*Extracted information:*
▬▬▬▬▬▬▬▬▬▬
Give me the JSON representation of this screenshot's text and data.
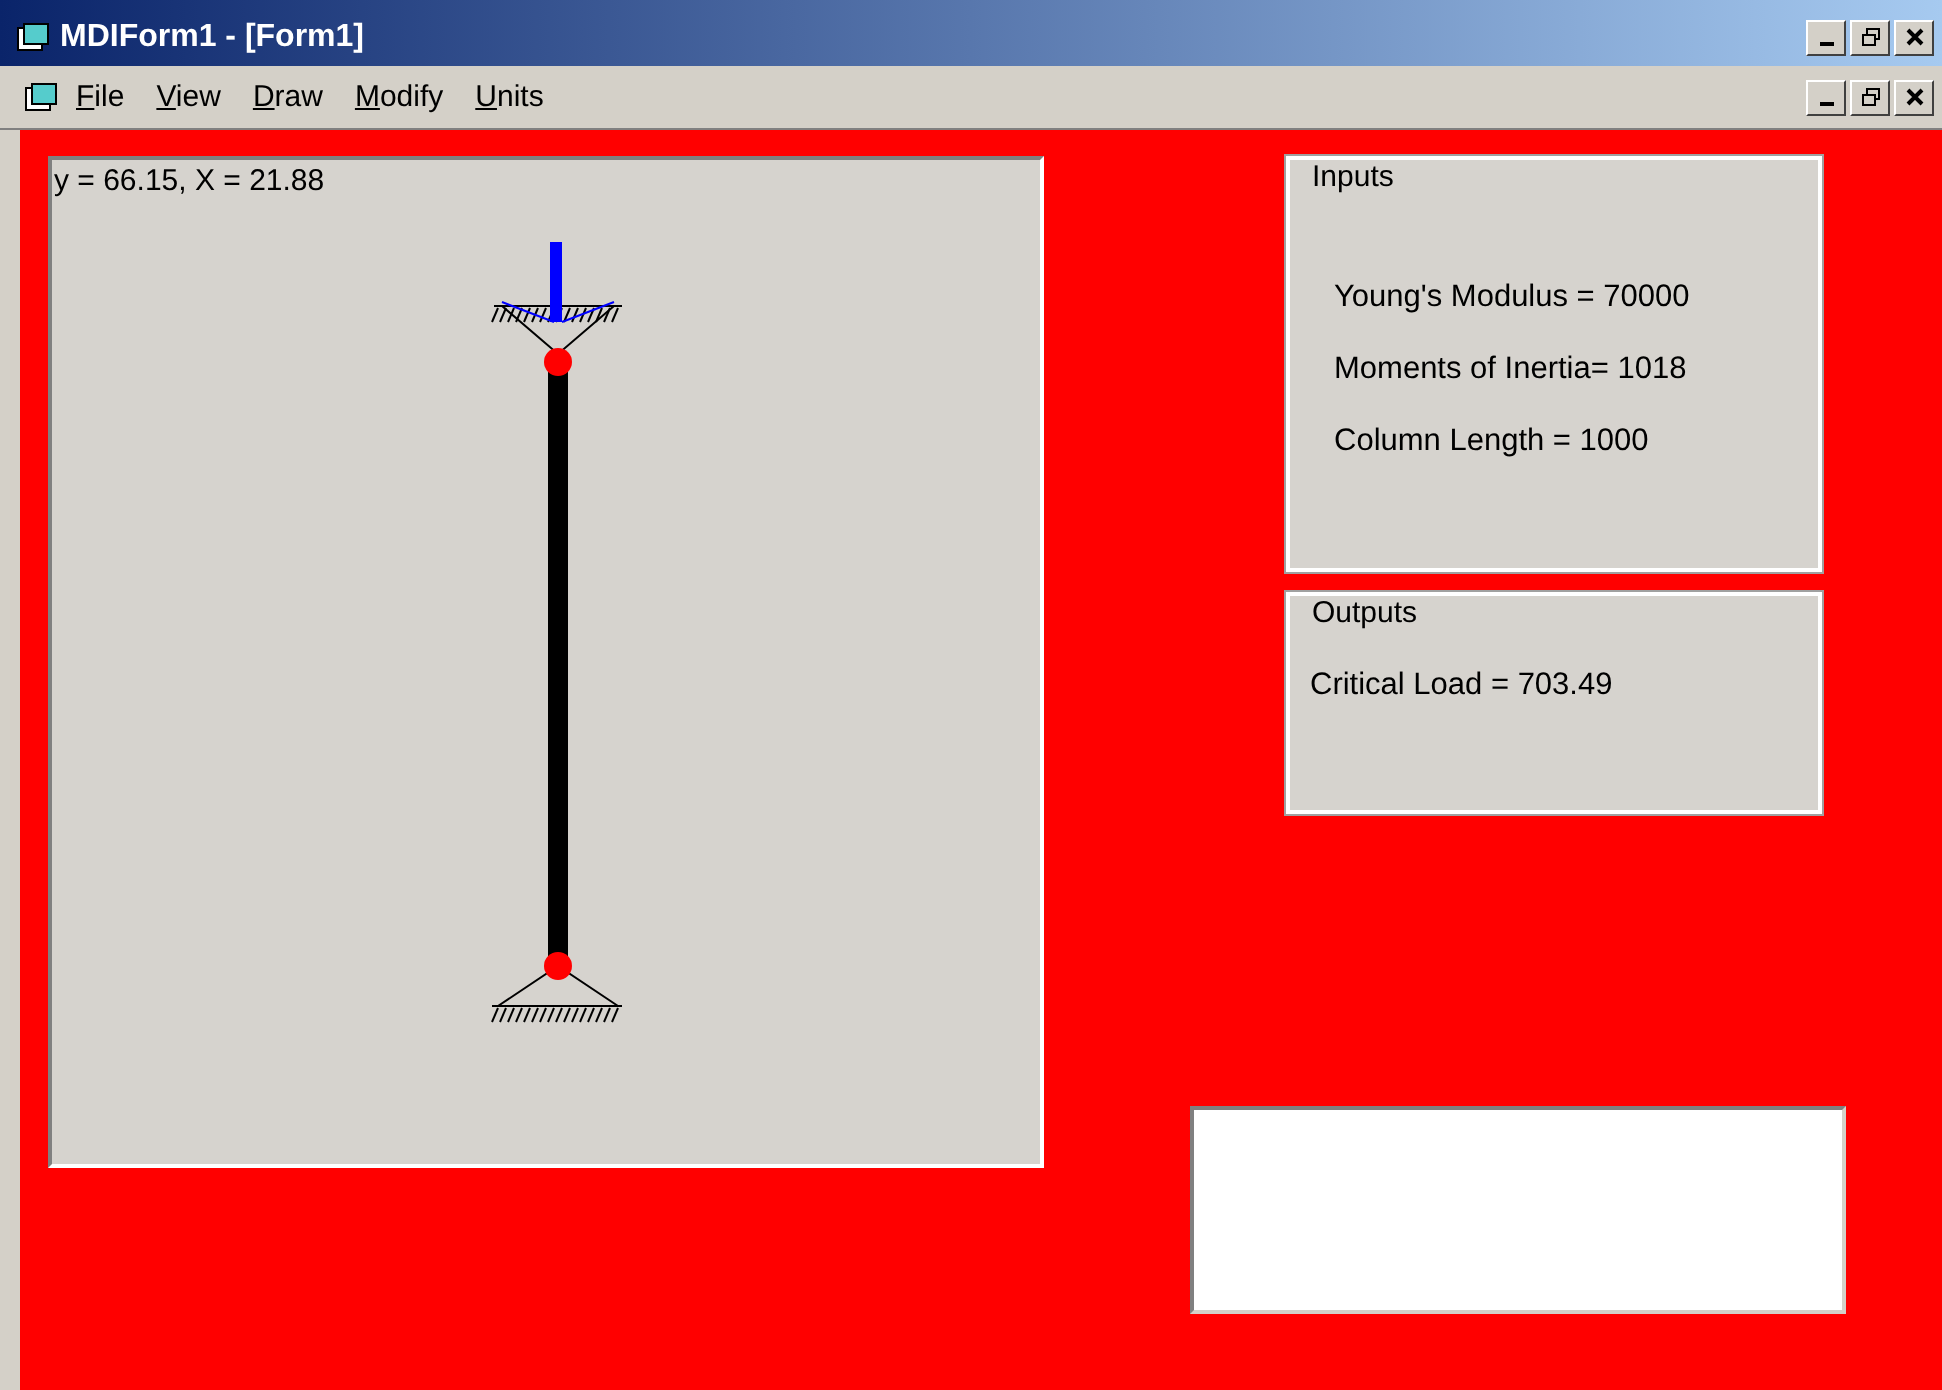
{
  "window": {
    "title": "MDIForm1 - [Form1]"
  },
  "menu": [
    {
      "label": "File"
    },
    {
      "label": "View"
    },
    {
      "label": "Draw"
    },
    {
      "label": "Modify"
    },
    {
      "label": "Units"
    }
  ],
  "canvas": {
    "readout": "y = 66.15,  X = 21.88"
  },
  "inputs": {
    "title": "Inputs",
    "lines": [
      "Young's Modulus = 70000",
      "Moments of Inertia= 1018",
      "Column Length = 1000"
    ]
  },
  "outputs": {
    "title": "Outputs",
    "lines": [
      "Critical Load = 703.49"
    ]
  }
}
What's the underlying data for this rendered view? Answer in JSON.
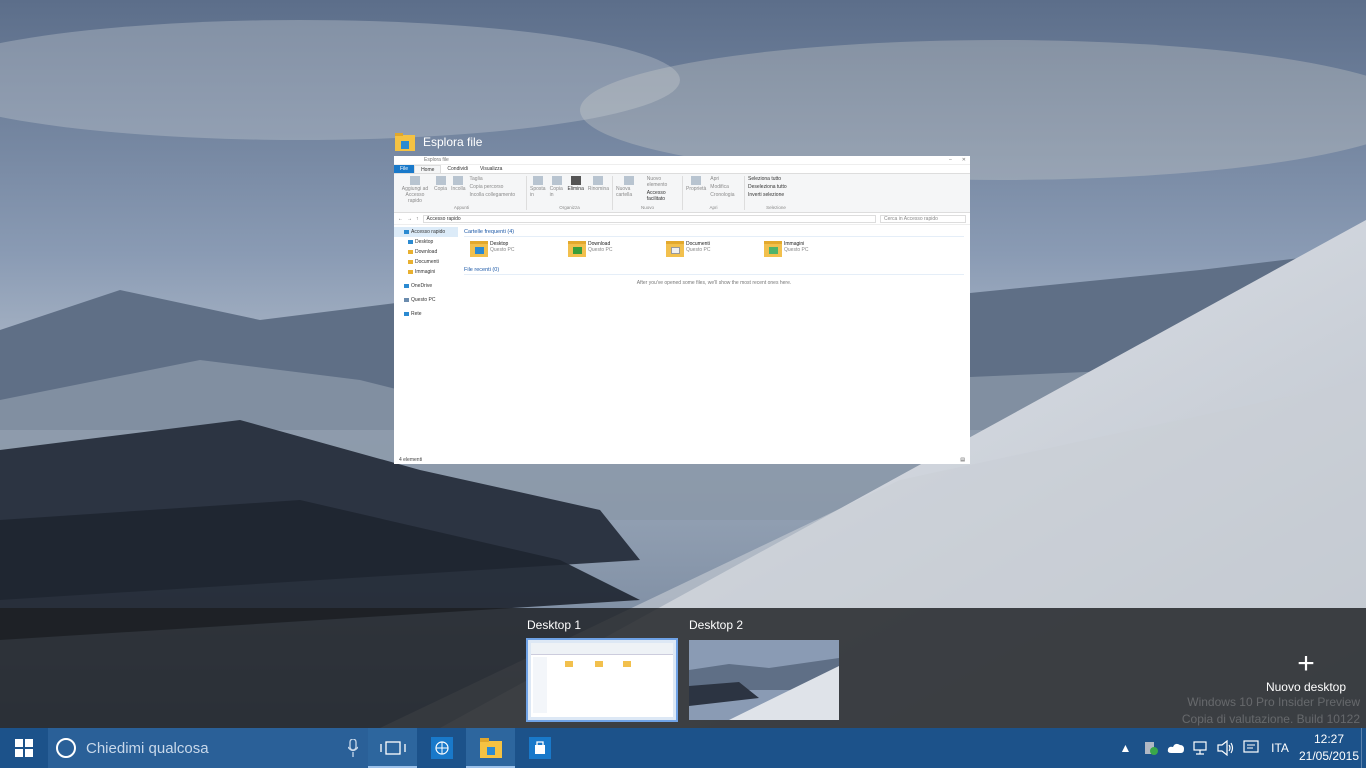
{
  "window": {
    "title": "Esplora file",
    "inner_title": "Esplora file",
    "tabs": [
      "File",
      "Home",
      "Condividi",
      "Visualizza"
    ],
    "ribbon": {
      "appunti": {
        "label": "Appunti",
        "pin": "Aggiungi ad Accesso rapido",
        "copy": "Copia",
        "paste": "Incolla",
        "cut": "Taglia",
        "copy_path": "Copia percorso",
        "paste_link": "Incolla collegamento"
      },
      "organizza": {
        "label": "Organizza",
        "move": "Sposta in",
        "copy_to": "Copia in",
        "delete": "Elimina",
        "rename": "Rinomina"
      },
      "nuovo": {
        "label": "Nuovo",
        "new_folder": "Nuova cartella",
        "new_item": "Nuovo elemento",
        "easy_access": "Accesso facilitato"
      },
      "apri": {
        "label": "Apri",
        "properties": "Proprietà",
        "open": "Apri",
        "edit": "Modifica",
        "history": "Cronologia"
      },
      "selezione": {
        "label": "Selezione",
        "select_all": "Seleziona tutto",
        "select_none": "Deseleziona tutto",
        "invert": "Inverti selezione"
      }
    },
    "address": "Accesso rapido",
    "search_placeholder": "Cerca in Accesso rapido",
    "nav": {
      "quick": "Accesso rapido",
      "desktop": "Desktop",
      "download": "Download",
      "documents": "Documenti",
      "images": "Immagini",
      "onedrive": "OneDrive",
      "thispc": "Questo PC",
      "network": "Rete"
    },
    "frequent_header": "Cartelle frequenti (4)",
    "folders": [
      {
        "name": "Desktop",
        "loc": "Questo PC"
      },
      {
        "name": "Download",
        "loc": "Questo PC"
      },
      {
        "name": "Documenti",
        "loc": "Questo PC"
      },
      {
        "name": "Immagini",
        "loc": "Questo PC"
      }
    ],
    "recent_header": "File recenti (0)",
    "recent_empty": "After you've opened some files, we'll show the most recent ones here.",
    "status": "4 elementi"
  },
  "desktops": {
    "d1": "Desktop 1",
    "d2": "Desktop 2",
    "new": "Nuovo desktop"
  },
  "watermark": {
    "line1": "Windows 10 Pro Insider Preview",
    "line2": "Copia di valutazione. Build 10122"
  },
  "taskbar": {
    "search_placeholder": "Chiedimi qualcosa",
    "lang": "ITA",
    "time": "12:27",
    "date": "21/05/2015"
  },
  "colors": {
    "taskbar": "#1c528a",
    "accent": "#1979ca",
    "selection_border": "#6fa2e6"
  }
}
▬▬▬▬▬▬▬▬▬▬
*The task:*
Every line above should be returned word for word, with the pictures left behind.

*Task response:*
Give me the JSON representation of this screenshot's text and data.
{
  "window": {
    "title": "MDIForm1 - [Form1]"
  },
  "menu": [
    {
      "label": "File"
    },
    {
      "label": "View"
    },
    {
      "label": "Draw"
    },
    {
      "label": "Modify"
    },
    {
      "label": "Units"
    }
  ],
  "canvas": {
    "readout": "y = 66.15,  X = 21.88"
  },
  "inputs": {
    "title": "Inputs",
    "lines": [
      "Young's Modulus = 70000",
      "Moments of Inertia= 1018",
      "Column Length = 1000"
    ]
  },
  "outputs": {
    "title": "Outputs",
    "lines": [
      "Critical Load = 703.49"
    ]
  }
}
What's the underlying data for this rendered view? Answer in JSON.
{
  "window": {
    "title": "Esplora file",
    "inner_title": "Esplora file",
    "tabs": [
      "File",
      "Home",
      "Condividi",
      "Visualizza"
    ],
    "ribbon": {
      "appunti": {
        "label": "Appunti",
        "pin": "Aggiungi ad Accesso rapido",
        "copy": "Copia",
        "paste": "Incolla",
        "cut": "Taglia",
        "copy_path": "Copia percorso",
        "paste_link": "Incolla collegamento"
      },
      "organizza": {
        "label": "Organizza",
        "move": "Sposta in",
        "copy_to": "Copia in",
        "delete": "Elimina",
        "rename": "Rinomina"
      },
      "nuovo": {
        "label": "Nuovo",
        "new_folder": "Nuova cartella",
        "new_item": "Nuovo elemento",
        "easy_access": "Accesso facilitato"
      },
      "apri": {
        "label": "Apri",
        "properties": "Proprietà",
        "open": "Apri",
        "edit": "Modifica",
        "history": "Cronologia"
      },
      "selezione": {
        "label": "Selezione",
        "select_all": "Seleziona tutto",
        "select_none": "Deseleziona tutto",
        "invert": "Inverti selezione"
      }
    },
    "address": "Accesso rapido",
    "search_placeholder": "Cerca in Accesso rapido",
    "nav": {
      "quick": "Accesso rapido",
      "desktop": "Desktop",
      "download": "Download",
      "documents": "Documenti",
      "images": "Immagini",
      "onedrive": "OneDrive",
      "thispc": "Questo PC",
      "network": "Rete"
    },
    "frequent_header": "Cartelle frequenti (4)",
    "folders": [
      {
        "name": "Desktop",
        "loc": "Questo PC"
      },
      {
        "name": "Download",
        "loc": "Questo PC"
      },
      {
        "name": "Documenti",
        "loc": "Questo PC"
      },
      {
        "name": "Immagini",
        "loc": "Questo PC"
      }
    ],
    "recent_header": "File recenti (0)",
    "recent_empty": "After you've opened some files, we'll show the most recent ones here.",
    "status": "4 elementi"
  },
  "desktops": {
    "d1": "Desktop 1",
    "d2": "Desktop 2",
    "new": "Nuovo desktop"
  },
  "watermark": {
    "line1": "Windows 10 Pro Insider Preview",
    "line2": "Copia di valutazione. Build 10122"
  },
  "taskbar": {
    "search_placeholder": "Chiedimi qualcosa",
    "lang": "ITA",
    "time": "12:27",
    "date": "21/05/2015"
  },
  "colors": {
    "taskbar": "#1c528a",
    "accent": "#1979ca",
    "selection_border": "#6fa2e6"
  }
}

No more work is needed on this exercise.